> [WHAT THE TASK REQUIRES]:
Extract all lines that hold "image" from the records below.

> [EXERCISE MATERIAL]:
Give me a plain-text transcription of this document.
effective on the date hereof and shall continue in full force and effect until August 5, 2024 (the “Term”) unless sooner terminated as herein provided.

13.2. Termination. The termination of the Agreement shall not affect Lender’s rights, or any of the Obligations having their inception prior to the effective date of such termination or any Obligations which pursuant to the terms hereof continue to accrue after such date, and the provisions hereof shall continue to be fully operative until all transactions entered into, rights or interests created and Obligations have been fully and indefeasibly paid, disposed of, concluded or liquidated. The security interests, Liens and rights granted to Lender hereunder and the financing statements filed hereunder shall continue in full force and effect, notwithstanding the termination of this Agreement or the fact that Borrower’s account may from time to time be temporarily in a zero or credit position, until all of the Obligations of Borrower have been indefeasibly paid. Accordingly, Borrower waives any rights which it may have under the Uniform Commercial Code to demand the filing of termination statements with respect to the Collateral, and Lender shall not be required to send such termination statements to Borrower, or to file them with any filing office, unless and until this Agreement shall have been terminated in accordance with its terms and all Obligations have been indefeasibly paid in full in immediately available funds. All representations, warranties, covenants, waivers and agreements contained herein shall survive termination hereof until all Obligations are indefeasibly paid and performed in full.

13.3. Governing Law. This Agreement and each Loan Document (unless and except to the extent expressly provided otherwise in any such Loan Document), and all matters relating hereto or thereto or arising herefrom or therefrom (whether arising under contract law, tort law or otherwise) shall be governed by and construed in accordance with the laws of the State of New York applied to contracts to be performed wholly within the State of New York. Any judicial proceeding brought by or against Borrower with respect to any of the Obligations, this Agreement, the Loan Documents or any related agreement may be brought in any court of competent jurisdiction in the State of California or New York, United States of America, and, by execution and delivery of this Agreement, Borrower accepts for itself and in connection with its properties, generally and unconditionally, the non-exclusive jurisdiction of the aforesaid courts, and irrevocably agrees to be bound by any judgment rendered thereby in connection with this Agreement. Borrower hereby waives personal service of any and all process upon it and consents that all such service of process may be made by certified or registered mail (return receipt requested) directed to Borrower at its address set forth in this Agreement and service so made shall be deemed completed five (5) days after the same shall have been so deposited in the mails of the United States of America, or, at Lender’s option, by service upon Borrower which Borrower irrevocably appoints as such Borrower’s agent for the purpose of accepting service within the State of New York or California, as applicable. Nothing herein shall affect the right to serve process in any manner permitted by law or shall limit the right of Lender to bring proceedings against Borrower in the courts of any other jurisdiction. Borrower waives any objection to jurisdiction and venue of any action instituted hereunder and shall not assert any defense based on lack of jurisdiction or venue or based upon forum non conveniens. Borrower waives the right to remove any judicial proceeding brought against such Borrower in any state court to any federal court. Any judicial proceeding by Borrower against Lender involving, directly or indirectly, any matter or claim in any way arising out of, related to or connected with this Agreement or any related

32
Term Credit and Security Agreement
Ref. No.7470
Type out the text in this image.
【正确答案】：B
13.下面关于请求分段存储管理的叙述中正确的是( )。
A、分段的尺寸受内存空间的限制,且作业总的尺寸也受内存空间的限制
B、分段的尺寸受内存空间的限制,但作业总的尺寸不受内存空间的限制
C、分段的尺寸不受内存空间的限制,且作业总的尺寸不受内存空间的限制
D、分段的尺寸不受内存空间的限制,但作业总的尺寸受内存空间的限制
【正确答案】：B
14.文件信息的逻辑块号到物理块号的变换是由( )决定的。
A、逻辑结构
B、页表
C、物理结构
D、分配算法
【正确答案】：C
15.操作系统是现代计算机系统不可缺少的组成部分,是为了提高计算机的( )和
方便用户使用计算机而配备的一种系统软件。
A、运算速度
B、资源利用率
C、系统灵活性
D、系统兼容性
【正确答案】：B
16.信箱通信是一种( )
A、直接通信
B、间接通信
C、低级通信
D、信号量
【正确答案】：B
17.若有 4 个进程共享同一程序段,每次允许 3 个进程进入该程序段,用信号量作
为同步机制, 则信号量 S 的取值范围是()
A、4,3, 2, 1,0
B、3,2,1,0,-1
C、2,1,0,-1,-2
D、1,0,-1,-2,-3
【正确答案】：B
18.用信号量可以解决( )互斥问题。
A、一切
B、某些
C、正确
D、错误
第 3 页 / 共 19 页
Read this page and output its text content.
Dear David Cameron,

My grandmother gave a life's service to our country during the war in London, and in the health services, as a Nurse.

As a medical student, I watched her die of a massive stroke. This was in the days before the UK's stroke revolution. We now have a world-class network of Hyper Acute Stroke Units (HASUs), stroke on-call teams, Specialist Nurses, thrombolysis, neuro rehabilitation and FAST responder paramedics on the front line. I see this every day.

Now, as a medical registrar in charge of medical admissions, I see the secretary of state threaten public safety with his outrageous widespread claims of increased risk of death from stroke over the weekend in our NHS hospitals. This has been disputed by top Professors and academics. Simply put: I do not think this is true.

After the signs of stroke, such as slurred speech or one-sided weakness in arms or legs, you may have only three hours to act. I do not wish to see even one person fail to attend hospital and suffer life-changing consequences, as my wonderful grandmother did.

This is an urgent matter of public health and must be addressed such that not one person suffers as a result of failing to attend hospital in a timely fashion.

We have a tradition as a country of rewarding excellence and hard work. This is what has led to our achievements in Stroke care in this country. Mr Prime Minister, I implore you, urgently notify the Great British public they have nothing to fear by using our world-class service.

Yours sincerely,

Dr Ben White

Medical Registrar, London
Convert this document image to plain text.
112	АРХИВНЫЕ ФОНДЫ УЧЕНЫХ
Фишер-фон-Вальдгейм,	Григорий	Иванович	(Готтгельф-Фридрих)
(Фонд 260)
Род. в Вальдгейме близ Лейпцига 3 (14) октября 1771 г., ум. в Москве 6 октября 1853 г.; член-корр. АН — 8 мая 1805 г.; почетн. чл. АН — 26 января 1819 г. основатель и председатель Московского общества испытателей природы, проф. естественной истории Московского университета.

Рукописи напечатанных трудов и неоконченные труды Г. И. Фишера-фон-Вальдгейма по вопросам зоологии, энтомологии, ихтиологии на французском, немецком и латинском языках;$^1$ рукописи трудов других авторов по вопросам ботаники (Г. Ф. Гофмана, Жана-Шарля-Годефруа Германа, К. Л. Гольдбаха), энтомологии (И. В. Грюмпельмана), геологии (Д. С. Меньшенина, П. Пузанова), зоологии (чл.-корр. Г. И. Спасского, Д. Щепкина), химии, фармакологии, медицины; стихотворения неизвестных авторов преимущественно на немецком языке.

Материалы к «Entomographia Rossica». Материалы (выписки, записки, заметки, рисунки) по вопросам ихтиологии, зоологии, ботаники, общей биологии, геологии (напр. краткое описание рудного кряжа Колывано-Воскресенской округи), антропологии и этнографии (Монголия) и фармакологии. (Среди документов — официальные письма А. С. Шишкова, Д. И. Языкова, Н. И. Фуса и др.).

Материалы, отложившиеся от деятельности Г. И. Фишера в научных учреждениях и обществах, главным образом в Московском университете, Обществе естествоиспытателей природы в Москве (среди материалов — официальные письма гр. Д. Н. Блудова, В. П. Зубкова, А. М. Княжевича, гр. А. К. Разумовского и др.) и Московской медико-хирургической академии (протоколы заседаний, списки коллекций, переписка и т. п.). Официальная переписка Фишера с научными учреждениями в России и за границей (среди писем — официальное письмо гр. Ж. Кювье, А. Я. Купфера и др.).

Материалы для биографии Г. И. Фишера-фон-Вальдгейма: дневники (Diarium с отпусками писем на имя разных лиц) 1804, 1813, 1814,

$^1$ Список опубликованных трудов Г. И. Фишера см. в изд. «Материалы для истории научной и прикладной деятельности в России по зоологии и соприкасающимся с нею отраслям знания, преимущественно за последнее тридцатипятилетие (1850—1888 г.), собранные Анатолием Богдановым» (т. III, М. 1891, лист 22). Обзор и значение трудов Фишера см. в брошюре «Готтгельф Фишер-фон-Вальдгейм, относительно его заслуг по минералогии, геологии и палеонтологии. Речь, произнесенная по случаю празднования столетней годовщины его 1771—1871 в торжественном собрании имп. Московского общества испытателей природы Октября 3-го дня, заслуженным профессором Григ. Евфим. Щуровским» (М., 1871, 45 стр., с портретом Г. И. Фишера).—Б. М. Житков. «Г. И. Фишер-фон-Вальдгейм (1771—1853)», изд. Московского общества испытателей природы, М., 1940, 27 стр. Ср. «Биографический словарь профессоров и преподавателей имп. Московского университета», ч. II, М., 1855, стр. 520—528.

> [THE ANSWER]:
Type out the text in this image.
Convert this document image to plain text.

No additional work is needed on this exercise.